Directive -
From the listing that follows, output everything exactly except the pictures.

Data entries -
○ ○ ○ ○

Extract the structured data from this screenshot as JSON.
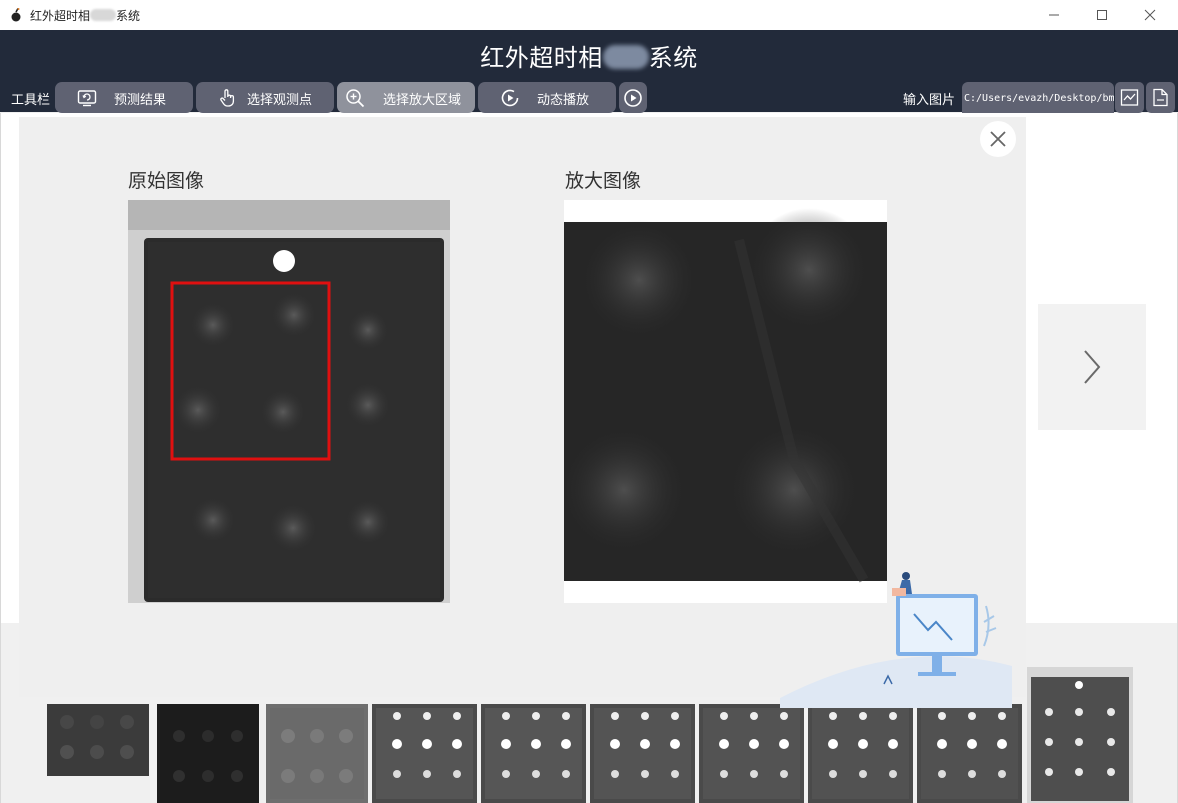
{
  "window": {
    "title_prefix": "红外超时相",
    "title_suffix": "系统",
    "controls": [
      "minimize",
      "maximize",
      "close"
    ]
  },
  "header": {
    "title_prefix": "红外超时相",
    "title_suffix": "系统"
  },
  "toolbar": {
    "label": "工具栏",
    "buttons": [
      {
        "label": "预测结果",
        "icon": "screen-refresh-icon",
        "active": false
      },
      {
        "label": "选择观测点",
        "icon": "hand-pointer-icon",
        "active": false
      },
      {
        "label": "选择放大区域",
        "icon": "zoom-in-icon",
        "active": true
      },
      {
        "label": "动态播放",
        "icon": "play-circle-icon",
        "active": false
      }
    ],
    "extra_icon": "play-circle-icon",
    "input_label": "输入图片",
    "input_value": "C:/Users/evazh/Desktop/bmp",
    "chart_icon": "chart-icon",
    "folder_icon": "file-icon"
  },
  "popup": {
    "original_title": "原始图像",
    "zoom_title": "放大图像",
    "close_icon": "close-icon"
  },
  "nav": {
    "next_icon": "chevron-right-icon"
  },
  "colors": {
    "header_bg": "#222a3a",
    "button_bg": "#5f6272",
    "button_active_bg": "#8f929c",
    "selection_box": "#e01010"
  }
}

○ ○ ○ ○

Solution to this problem -
Extract the structured data from this screenshot as JSON.
{
  "window": {
    "title_prefix": "红外超时相",
    "title_suffix": "系统",
    "controls": [
      "minimize",
      "maximize",
      "close"
    ]
  },
  "header": {
    "title_prefix": "红外超时相",
    "title_suffix": "系统"
  },
  "toolbar": {
    "label": "工具栏",
    "buttons": [
      {
        "label": "预测结果",
        "icon": "screen-refresh-icon",
        "active": false
      },
      {
        "label": "选择观测点",
        "icon": "hand-pointer-icon",
        "active": false
      },
      {
        "label": "选择放大区域",
        "icon": "zoom-in-icon",
        "active": true
      },
      {
        "label": "动态播放",
        "icon": "play-circle-icon",
        "active": false
      }
    ],
    "extra_icon": "play-circle-icon",
    "input_label": "输入图片",
    "input_value": "C:/Users/evazh/Desktop/bmp",
    "chart_icon": "chart-icon",
    "folder_icon": "file-icon"
  },
  "popup": {
    "original_title": "原始图像",
    "zoom_title": "放大图像",
    "close_icon": "close-icon"
  },
  "nav": {
    "next_icon": "chevron-right-icon"
  },
  "colors": {
    "header_bg": "#222a3a",
    "button_bg": "#5f6272",
    "button_active_bg": "#8f929c",
    "selection_box": "#e01010"
  }
}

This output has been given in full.